[start of Material]
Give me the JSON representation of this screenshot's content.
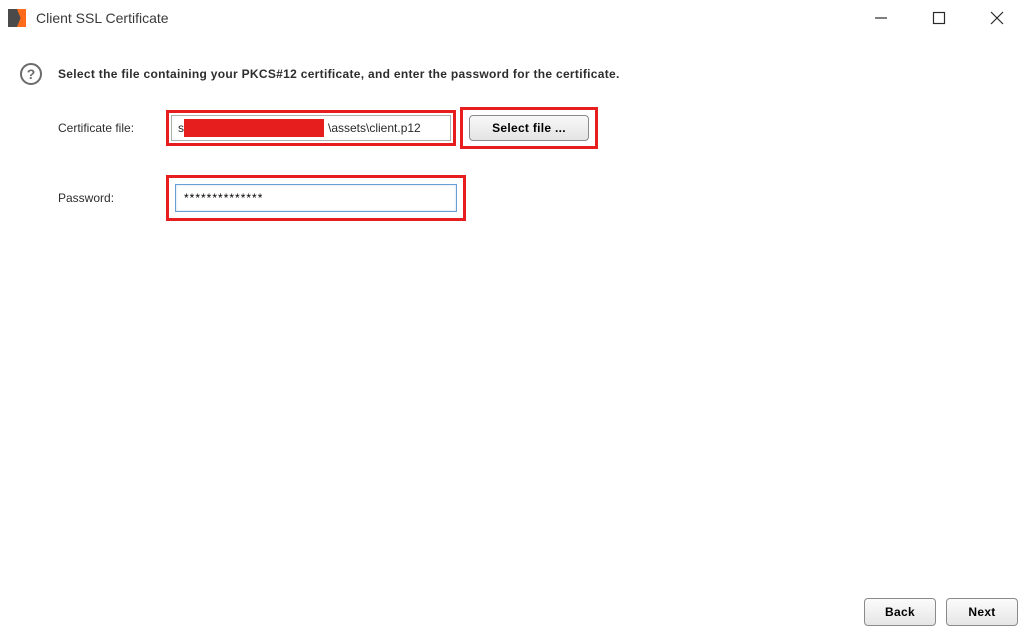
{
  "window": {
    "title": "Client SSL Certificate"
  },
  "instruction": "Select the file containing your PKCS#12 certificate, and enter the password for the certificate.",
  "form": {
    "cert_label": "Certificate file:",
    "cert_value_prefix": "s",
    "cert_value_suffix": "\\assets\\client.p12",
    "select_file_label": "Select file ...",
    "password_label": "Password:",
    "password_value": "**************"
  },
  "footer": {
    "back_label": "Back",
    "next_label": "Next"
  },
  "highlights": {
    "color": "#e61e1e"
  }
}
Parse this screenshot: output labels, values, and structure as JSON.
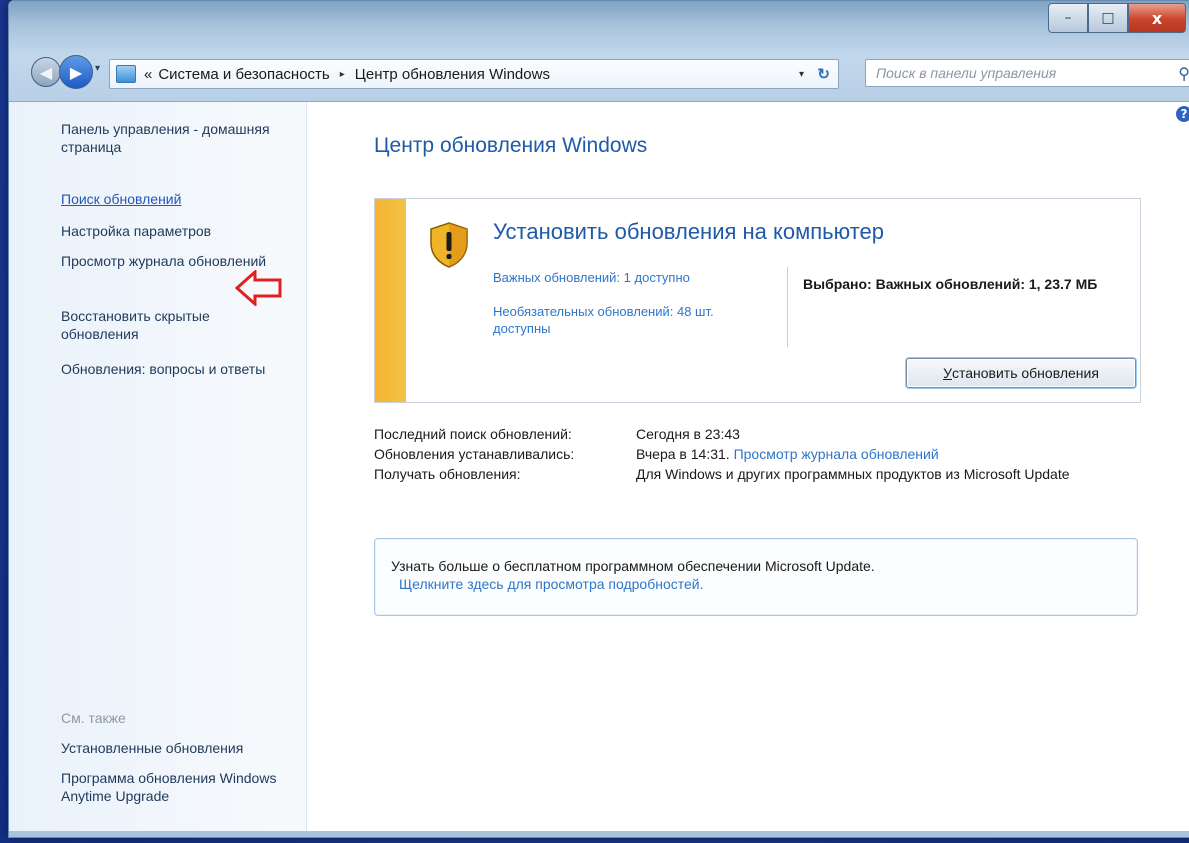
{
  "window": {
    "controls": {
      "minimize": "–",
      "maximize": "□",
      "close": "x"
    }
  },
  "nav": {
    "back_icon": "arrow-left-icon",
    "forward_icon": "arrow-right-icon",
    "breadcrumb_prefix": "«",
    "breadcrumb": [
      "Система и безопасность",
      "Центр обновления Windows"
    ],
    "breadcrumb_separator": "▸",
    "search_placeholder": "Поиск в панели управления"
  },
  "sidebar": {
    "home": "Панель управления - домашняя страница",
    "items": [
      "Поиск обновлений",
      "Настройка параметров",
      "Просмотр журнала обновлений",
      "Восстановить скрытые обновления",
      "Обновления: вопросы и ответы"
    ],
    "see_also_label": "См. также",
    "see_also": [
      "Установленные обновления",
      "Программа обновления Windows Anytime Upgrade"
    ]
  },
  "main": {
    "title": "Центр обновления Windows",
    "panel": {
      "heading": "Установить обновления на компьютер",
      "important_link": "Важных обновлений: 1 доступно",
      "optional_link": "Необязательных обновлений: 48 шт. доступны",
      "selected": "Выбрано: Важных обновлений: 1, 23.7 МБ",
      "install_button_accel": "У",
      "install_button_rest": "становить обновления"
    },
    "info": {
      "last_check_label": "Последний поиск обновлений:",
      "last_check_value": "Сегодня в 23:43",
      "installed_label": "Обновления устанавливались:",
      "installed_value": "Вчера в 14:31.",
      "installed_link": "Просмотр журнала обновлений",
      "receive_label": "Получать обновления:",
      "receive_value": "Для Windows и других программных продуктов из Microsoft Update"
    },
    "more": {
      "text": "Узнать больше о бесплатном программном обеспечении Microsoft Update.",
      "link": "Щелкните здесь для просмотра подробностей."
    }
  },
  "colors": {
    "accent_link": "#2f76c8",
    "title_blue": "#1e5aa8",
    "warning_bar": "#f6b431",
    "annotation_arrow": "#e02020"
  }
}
[end of Material]
▶ _Problem description_: Copy the whole listing above word for word but do not carry over the pictures.

▶ _Answer to the problem_:
Give me the JSON representation of this screenshot's content.
{
  "window": {
    "title": "Client SSL Certificate"
  },
  "instruction": "Select the file containing your PKCS#12 certificate, and enter the password for the certificate.",
  "form": {
    "cert_label": "Certificate file:",
    "cert_value_prefix": "s",
    "cert_value_suffix": "\\assets\\client.p12",
    "select_file_label": "Select file ...",
    "password_label": "Password:",
    "password_value": "**************"
  },
  "footer": {
    "back_label": "Back",
    "next_label": "Next"
  },
  "highlights": {
    "color": "#e61e1e"
  }
}
Parse this screenshot: output labels, values, and structure as JSON.
{
  "window": {
    "controls": {
      "minimize": "–",
      "maximize": "□",
      "close": "x"
    }
  },
  "nav": {
    "back_icon": "arrow-left-icon",
    "forward_icon": "arrow-right-icon",
    "breadcrumb_prefix": "«",
    "breadcrumb": [
      "Система и безопасность",
      "Центр обновления Windows"
    ],
    "breadcrumb_separator": "▸",
    "search_placeholder": "Поиск в панели управления"
  },
  "sidebar": {
    "home": "Панель управления - домашняя страница",
    "items": [
      "Поиск обновлений",
      "Настройка параметров",
      "Просмотр журнала обновлений",
      "Восстановить скрытые обновления",
      "Обновления: вопросы и ответы"
    ],
    "see_also_label": "См. также",
    "see_also": [
      "Установленные обновления",
      "Программа обновления Windows Anytime Upgrade"
    ]
  },
  "main": {
    "title": "Центр обновления Windows",
    "panel": {
      "heading": "Установить обновления на компьютер",
      "important_link": "Важных обновлений: 1 доступно",
      "optional_link": "Необязательных обновлений: 48 шт. доступны",
      "selected": "Выбрано: Важных обновлений: 1, 23.7 МБ",
      "install_button_accel": "У",
      "install_button_rest": "становить обновления"
    },
    "info": {
      "last_check_label": "Последний поиск обновлений:",
      "last_check_value": "Сегодня в 23:43",
      "installed_label": "Обновления устанавливались:",
      "installed_value": "Вчера в 14:31.",
      "installed_link": "Просмотр журнала обновлений",
      "receive_label": "Получать обновления:",
      "receive_value": "Для Windows и других программных продуктов из Microsoft Update"
    },
    "more": {
      "text": "Узнать больше о бесплатном программном обеспечении Microsoft Update.",
      "link": "Щелкните здесь для просмотра подробностей."
    }
  },
  "colors": {
    "accent_link": "#2f76c8",
    "title_blue": "#1e5aa8",
    "warning_bar": "#f6b431",
    "annotation_arrow": "#e02020"
  }
}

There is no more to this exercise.